◆ **EXERCISE**
Pull each line holding the word "Expected" from the data.

◆ **DATASET EXTRACT**
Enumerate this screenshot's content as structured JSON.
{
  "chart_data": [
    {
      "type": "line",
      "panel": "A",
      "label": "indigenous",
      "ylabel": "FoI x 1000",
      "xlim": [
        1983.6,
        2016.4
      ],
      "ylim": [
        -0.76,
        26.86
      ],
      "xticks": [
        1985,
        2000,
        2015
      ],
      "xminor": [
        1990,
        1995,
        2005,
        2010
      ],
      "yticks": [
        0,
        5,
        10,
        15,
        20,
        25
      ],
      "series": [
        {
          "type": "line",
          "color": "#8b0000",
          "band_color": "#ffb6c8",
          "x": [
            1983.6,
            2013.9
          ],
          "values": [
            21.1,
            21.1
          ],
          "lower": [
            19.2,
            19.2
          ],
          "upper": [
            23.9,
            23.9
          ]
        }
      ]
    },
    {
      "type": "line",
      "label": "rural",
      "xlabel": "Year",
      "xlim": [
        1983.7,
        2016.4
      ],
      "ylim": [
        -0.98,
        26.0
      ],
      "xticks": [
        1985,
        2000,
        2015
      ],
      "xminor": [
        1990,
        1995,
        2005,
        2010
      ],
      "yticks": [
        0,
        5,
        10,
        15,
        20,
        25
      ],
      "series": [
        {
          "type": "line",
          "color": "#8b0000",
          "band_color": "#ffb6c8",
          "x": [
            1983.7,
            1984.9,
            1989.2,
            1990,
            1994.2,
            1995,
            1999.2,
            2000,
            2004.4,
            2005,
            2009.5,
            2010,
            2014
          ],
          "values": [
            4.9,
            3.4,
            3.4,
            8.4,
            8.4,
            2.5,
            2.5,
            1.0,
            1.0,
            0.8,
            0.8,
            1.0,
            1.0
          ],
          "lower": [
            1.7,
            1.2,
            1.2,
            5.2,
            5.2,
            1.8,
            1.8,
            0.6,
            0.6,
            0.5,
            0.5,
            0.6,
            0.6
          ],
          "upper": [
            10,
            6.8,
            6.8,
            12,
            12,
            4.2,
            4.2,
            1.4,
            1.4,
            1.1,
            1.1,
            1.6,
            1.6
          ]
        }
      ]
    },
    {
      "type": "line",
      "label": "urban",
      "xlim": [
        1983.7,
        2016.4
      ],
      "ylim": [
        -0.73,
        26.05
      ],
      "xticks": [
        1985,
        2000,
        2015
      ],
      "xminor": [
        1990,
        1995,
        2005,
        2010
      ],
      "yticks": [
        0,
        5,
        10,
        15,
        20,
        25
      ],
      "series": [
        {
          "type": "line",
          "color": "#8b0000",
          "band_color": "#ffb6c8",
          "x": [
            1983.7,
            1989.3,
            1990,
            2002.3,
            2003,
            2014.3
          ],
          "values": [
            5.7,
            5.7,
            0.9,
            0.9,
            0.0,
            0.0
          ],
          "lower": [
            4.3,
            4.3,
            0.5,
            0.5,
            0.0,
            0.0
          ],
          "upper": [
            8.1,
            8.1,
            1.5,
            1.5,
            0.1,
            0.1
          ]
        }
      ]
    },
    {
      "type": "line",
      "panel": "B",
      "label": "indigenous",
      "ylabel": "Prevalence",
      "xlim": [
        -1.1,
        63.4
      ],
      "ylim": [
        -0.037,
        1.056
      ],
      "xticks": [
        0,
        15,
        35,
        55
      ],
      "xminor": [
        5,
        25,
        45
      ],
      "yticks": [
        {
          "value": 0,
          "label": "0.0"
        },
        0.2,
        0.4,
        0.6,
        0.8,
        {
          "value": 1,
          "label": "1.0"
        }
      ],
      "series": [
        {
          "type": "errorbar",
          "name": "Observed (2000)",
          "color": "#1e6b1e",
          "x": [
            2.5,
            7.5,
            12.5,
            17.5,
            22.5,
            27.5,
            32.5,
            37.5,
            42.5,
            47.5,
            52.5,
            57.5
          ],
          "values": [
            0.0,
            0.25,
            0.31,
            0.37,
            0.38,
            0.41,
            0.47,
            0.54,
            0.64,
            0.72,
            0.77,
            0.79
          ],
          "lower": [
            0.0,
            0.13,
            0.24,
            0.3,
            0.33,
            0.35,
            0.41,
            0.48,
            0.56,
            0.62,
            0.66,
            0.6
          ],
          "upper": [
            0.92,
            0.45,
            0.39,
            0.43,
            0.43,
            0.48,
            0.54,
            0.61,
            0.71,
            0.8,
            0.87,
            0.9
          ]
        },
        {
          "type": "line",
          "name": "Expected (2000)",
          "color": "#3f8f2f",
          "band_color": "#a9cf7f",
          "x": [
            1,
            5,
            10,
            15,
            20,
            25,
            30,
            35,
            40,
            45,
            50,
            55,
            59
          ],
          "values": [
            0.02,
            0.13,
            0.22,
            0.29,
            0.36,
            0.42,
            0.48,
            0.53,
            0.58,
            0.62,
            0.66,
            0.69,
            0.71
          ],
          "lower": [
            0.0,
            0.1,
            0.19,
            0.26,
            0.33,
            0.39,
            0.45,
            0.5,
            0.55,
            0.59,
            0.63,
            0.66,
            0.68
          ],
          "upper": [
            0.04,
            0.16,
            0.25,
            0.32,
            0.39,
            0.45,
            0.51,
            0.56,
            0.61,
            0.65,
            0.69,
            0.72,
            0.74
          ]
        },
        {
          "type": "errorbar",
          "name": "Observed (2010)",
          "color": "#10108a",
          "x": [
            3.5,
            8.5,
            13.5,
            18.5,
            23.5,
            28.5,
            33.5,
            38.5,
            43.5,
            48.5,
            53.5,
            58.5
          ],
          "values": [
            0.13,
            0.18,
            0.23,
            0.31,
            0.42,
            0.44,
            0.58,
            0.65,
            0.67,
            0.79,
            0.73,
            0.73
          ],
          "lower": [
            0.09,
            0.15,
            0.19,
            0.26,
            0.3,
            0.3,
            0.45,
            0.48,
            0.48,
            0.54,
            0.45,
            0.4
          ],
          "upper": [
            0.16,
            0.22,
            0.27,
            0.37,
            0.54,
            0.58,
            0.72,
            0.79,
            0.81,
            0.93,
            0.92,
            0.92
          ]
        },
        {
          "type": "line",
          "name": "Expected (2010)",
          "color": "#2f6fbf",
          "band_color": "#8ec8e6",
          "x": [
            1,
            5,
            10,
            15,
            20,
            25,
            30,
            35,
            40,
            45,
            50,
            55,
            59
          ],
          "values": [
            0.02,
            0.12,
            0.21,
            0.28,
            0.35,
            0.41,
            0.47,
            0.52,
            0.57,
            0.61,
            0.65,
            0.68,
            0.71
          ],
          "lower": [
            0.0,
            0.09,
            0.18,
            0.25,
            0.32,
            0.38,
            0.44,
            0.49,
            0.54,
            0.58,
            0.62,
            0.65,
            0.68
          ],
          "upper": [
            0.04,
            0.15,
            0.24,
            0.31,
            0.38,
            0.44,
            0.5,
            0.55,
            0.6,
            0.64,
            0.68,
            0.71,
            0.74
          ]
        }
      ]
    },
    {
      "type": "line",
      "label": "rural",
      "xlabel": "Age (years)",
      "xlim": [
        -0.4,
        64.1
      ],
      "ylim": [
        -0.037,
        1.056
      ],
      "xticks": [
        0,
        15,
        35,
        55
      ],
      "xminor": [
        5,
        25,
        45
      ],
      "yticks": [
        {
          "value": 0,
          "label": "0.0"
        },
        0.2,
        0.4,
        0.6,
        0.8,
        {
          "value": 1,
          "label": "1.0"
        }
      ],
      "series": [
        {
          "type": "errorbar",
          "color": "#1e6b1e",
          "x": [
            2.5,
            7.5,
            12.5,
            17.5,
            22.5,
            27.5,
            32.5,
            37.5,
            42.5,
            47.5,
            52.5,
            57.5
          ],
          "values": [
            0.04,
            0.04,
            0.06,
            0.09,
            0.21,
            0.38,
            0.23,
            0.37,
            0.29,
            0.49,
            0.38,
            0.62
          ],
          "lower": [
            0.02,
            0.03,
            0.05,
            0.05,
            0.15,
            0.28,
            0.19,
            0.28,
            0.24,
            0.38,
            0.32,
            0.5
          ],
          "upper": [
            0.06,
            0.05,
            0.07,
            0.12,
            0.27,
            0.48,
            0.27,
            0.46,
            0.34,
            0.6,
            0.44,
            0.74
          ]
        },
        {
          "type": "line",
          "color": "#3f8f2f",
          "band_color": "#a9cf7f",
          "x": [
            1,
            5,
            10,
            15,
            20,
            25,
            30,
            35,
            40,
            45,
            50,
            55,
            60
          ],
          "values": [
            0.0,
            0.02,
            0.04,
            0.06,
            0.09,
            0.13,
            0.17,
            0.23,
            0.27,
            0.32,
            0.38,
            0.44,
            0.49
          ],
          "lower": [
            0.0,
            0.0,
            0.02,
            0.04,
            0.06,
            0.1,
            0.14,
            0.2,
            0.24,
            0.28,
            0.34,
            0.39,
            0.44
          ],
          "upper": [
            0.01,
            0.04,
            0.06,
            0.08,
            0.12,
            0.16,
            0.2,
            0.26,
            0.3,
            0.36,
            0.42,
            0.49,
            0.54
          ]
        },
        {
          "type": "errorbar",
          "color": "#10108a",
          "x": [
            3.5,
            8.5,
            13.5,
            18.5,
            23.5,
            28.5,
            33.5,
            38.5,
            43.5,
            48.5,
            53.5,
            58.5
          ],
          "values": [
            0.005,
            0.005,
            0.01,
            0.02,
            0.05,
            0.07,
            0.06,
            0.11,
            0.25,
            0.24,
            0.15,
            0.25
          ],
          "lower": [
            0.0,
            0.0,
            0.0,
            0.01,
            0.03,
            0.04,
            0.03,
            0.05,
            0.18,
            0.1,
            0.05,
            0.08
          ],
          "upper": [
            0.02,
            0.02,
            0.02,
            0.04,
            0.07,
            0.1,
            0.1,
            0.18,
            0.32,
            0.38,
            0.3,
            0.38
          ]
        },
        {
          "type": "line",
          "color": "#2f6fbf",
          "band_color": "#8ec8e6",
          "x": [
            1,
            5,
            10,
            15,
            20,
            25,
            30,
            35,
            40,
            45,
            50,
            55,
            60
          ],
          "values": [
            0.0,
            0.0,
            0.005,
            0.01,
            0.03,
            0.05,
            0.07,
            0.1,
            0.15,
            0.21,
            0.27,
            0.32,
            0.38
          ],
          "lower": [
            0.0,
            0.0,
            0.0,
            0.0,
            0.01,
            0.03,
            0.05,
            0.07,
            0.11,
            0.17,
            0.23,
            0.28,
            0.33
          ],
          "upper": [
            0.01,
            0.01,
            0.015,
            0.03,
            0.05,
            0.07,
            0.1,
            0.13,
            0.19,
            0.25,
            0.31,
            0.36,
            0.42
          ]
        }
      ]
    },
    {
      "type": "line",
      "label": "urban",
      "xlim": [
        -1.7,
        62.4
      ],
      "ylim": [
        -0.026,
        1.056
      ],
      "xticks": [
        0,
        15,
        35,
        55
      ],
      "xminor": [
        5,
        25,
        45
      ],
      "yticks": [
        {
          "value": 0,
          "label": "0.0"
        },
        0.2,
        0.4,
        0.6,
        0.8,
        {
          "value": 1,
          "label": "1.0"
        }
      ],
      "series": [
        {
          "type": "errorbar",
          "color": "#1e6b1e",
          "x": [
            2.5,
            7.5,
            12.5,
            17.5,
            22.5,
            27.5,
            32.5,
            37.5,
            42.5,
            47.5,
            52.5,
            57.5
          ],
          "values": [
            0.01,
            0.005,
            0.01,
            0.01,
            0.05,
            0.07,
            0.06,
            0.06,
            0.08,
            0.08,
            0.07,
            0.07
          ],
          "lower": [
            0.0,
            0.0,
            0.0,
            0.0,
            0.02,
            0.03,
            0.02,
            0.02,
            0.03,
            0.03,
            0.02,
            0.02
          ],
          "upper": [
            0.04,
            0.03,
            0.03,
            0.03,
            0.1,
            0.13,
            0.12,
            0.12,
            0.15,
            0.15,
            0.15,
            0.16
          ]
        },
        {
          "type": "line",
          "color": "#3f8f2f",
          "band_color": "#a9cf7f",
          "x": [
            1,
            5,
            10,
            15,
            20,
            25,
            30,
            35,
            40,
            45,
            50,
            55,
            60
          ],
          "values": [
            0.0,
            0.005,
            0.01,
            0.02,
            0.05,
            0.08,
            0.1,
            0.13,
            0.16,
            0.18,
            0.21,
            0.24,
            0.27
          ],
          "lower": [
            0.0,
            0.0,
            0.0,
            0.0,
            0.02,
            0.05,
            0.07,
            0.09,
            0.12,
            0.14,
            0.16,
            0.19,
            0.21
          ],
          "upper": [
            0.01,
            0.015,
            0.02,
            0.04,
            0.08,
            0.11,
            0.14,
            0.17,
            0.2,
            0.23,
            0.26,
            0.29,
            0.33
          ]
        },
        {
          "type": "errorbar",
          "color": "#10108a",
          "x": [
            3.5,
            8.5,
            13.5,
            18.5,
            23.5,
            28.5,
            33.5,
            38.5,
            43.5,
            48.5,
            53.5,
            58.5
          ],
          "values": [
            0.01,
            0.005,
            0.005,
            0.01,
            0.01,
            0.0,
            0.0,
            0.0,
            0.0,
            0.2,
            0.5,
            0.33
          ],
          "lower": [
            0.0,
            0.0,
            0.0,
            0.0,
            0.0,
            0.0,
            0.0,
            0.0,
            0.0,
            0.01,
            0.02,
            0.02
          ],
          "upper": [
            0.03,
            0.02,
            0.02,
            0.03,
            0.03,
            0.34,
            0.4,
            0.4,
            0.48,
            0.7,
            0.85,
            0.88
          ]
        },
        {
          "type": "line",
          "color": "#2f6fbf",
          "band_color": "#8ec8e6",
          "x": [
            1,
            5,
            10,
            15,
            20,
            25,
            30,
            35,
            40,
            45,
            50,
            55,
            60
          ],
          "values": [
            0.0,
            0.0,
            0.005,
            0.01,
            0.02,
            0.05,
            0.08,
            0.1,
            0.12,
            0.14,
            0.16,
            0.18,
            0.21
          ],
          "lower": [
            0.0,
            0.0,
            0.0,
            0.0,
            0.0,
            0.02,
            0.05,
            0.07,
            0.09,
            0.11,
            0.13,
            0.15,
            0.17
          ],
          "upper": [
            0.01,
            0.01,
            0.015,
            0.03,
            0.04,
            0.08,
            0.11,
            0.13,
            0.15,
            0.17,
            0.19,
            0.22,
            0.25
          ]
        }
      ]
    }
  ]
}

◆ **ANSWER TO THIS EXERCISE**
          "name": "Expected (2000)",
          "name": "Expected (2010)",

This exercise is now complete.